--- START Material for the task ---

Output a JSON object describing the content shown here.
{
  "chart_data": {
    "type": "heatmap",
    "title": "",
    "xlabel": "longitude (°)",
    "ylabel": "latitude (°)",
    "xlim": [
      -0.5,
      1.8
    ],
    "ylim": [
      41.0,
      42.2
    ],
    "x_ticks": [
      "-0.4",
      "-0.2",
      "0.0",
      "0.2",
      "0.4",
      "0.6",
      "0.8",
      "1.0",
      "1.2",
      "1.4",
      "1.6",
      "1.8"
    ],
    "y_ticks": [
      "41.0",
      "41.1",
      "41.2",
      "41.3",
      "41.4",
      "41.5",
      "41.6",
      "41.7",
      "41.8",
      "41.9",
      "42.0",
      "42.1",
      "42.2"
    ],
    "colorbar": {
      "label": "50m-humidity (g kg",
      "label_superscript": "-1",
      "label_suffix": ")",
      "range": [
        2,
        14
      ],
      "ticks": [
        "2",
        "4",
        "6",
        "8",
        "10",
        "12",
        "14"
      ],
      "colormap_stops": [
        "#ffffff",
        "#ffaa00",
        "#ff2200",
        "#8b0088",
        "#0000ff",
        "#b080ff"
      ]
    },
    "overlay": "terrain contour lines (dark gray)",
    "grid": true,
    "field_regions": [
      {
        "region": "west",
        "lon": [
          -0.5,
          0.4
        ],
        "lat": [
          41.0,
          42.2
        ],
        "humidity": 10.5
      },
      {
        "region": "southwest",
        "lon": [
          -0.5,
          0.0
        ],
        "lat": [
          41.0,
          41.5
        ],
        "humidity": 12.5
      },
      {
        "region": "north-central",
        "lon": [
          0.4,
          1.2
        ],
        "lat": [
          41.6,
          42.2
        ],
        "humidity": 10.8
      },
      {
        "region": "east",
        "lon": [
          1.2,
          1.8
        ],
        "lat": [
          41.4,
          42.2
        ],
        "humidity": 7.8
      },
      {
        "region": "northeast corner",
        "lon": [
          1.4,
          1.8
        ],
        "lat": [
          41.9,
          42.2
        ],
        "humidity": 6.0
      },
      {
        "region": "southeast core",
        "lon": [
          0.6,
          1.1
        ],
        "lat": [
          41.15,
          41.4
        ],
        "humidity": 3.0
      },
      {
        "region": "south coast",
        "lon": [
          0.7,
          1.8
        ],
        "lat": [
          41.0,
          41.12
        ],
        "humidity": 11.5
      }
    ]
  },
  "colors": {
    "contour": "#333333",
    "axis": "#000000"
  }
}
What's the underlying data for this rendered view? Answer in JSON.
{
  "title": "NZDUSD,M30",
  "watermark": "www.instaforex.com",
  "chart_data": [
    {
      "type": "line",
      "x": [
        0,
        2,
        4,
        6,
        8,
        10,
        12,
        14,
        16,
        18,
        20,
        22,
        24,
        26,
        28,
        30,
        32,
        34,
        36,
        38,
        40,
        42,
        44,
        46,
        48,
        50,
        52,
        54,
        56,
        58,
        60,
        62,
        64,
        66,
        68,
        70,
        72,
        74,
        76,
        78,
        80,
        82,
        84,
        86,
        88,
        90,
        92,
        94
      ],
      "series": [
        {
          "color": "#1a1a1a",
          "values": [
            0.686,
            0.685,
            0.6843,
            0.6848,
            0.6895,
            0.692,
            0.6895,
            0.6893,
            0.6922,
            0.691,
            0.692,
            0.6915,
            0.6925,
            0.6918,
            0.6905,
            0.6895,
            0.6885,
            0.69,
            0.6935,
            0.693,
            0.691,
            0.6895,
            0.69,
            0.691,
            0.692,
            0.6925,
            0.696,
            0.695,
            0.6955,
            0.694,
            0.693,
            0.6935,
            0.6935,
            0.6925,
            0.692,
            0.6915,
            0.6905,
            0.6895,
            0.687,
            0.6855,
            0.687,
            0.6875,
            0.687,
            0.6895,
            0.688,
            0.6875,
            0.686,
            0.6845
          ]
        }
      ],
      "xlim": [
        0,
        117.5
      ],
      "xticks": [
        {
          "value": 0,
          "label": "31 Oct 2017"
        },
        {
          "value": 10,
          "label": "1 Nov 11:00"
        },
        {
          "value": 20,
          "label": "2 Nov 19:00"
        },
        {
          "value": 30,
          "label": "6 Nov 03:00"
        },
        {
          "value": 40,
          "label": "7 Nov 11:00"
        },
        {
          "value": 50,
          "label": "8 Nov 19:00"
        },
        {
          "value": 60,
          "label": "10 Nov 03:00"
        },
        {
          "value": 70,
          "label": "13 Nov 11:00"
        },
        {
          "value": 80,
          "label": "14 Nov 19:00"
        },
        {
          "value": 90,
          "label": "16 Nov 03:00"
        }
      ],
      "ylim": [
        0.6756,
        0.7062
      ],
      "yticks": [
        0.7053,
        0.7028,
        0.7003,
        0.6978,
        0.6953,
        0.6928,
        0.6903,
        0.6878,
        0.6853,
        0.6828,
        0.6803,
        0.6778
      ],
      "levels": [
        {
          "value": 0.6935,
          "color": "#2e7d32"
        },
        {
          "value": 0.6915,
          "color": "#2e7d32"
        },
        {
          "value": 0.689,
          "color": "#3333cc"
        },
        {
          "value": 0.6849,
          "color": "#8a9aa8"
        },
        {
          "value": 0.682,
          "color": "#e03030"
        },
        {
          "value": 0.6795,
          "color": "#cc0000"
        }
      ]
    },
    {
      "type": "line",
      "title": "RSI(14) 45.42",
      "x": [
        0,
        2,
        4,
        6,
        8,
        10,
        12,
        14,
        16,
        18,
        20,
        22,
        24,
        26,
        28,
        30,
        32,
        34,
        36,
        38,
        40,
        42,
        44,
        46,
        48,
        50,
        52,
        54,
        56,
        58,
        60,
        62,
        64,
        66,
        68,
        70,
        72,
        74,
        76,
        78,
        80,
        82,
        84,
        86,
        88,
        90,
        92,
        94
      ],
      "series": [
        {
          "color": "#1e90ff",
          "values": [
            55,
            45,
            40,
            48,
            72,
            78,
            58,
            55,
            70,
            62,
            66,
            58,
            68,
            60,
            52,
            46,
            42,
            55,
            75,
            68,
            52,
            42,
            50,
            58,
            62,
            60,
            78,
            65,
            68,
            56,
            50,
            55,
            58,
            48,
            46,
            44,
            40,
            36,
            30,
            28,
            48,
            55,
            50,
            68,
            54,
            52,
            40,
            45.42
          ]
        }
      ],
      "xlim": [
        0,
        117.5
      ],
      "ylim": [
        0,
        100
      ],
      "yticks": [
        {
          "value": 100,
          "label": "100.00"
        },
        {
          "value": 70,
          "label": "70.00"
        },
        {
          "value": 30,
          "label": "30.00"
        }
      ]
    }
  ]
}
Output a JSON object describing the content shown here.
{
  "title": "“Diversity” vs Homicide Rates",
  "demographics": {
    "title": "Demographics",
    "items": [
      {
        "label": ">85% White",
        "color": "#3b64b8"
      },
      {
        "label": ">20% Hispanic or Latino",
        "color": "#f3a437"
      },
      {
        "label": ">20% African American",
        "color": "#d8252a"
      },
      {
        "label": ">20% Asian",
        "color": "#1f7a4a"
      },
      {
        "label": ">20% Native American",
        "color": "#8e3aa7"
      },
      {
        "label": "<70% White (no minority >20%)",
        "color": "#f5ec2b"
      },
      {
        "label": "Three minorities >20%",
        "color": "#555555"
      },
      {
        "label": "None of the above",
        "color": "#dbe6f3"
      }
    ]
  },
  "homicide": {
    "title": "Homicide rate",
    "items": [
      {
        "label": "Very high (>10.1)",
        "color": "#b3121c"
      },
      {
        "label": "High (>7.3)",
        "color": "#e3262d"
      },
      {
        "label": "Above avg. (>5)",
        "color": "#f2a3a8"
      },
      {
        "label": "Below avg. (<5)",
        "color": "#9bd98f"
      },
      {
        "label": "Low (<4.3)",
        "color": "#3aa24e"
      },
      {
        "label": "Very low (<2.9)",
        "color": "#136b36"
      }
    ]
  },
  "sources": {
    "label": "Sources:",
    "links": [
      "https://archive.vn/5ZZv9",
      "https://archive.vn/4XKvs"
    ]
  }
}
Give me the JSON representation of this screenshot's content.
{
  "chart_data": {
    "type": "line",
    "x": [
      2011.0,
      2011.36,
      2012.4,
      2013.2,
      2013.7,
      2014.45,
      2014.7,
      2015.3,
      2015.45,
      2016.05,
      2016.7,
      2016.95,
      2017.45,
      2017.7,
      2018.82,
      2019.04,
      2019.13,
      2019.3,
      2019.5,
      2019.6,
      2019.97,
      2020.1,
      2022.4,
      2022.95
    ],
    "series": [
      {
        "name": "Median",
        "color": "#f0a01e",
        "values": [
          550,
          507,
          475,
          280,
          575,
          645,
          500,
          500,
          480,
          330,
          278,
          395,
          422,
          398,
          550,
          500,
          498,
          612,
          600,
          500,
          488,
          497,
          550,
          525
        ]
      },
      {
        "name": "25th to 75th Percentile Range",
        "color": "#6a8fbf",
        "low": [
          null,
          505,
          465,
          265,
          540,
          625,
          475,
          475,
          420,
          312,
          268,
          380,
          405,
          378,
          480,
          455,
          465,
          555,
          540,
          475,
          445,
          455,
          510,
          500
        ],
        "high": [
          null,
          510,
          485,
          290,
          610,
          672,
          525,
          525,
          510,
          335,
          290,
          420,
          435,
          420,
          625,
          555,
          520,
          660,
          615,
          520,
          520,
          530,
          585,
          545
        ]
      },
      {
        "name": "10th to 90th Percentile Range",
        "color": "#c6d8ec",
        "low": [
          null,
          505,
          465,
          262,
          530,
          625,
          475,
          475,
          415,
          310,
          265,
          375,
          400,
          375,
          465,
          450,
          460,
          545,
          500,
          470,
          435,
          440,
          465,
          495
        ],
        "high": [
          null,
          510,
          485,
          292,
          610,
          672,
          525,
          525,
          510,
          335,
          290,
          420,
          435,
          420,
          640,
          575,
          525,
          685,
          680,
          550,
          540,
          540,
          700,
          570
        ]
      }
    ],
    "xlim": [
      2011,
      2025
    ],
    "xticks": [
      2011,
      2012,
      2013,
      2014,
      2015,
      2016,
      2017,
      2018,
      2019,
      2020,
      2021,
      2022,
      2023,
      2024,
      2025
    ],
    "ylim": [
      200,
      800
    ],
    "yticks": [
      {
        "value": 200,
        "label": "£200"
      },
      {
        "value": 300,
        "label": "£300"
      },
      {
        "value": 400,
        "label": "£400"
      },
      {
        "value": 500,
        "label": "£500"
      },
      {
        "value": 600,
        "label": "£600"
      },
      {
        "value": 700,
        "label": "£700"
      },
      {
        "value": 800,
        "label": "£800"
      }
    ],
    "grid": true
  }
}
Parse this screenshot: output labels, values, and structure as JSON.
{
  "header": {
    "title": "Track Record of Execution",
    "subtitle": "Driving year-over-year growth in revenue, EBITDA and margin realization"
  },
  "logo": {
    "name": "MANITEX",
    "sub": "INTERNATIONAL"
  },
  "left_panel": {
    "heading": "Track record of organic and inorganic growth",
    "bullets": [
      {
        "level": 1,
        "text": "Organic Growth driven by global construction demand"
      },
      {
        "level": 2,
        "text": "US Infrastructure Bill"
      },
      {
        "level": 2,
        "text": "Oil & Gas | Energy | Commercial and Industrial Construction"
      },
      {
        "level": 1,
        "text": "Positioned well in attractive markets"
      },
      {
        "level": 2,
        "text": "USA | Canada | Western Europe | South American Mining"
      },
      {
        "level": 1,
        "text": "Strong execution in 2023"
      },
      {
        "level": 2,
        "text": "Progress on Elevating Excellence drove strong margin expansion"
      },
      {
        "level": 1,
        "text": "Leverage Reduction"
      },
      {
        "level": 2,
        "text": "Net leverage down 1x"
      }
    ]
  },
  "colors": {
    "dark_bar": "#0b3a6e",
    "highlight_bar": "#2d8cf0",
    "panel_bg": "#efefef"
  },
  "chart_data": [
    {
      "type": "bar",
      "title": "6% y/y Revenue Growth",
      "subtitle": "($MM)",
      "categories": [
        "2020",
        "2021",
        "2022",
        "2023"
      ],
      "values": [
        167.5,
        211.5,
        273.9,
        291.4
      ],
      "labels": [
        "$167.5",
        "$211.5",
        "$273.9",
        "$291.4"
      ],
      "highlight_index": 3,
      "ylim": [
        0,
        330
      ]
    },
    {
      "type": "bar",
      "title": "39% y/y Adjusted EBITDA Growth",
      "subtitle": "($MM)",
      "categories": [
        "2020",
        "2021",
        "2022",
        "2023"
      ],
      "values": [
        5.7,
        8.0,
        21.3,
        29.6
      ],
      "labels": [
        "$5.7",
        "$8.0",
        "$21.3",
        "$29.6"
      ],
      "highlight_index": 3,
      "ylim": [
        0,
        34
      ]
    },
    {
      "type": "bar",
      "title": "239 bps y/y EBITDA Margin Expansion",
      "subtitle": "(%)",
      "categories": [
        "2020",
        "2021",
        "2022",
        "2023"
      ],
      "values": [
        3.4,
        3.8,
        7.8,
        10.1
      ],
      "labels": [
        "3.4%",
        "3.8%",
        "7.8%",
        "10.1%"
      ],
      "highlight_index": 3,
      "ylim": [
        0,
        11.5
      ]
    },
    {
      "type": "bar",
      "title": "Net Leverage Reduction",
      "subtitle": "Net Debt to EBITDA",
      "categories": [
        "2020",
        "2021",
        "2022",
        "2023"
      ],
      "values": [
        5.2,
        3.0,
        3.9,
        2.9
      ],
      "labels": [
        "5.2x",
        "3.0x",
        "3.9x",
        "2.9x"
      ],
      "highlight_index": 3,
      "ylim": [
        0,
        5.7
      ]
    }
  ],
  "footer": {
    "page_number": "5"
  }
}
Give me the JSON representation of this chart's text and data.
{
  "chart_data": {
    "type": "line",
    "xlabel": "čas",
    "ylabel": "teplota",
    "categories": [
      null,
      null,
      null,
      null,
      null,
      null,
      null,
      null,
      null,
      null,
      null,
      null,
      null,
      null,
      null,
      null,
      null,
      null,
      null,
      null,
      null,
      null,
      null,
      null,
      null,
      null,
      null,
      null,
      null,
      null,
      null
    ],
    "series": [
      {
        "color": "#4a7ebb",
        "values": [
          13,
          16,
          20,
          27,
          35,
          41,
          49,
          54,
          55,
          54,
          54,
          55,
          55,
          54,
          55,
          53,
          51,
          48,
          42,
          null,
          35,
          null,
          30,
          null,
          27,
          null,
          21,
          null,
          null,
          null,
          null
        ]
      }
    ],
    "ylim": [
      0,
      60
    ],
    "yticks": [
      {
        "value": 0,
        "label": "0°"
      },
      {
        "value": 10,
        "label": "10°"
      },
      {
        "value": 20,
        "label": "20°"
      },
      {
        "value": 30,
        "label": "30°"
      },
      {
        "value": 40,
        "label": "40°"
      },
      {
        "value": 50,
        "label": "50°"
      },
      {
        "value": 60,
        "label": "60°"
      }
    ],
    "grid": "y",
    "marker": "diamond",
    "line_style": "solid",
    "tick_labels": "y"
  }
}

--- END Material for the task ---

◆ Exercise details ◆
Select every line of the records holding the string "humidity".

◆ Task response ◆
      "label": "50m-humidity (g kg",
        "humidity": 10.5
        "humidity": 12.5
        "humidity": 10.8
        "humidity": 7.8
        "humidity": 6.0
        "humidity": 3.0
        "humidity": 11.5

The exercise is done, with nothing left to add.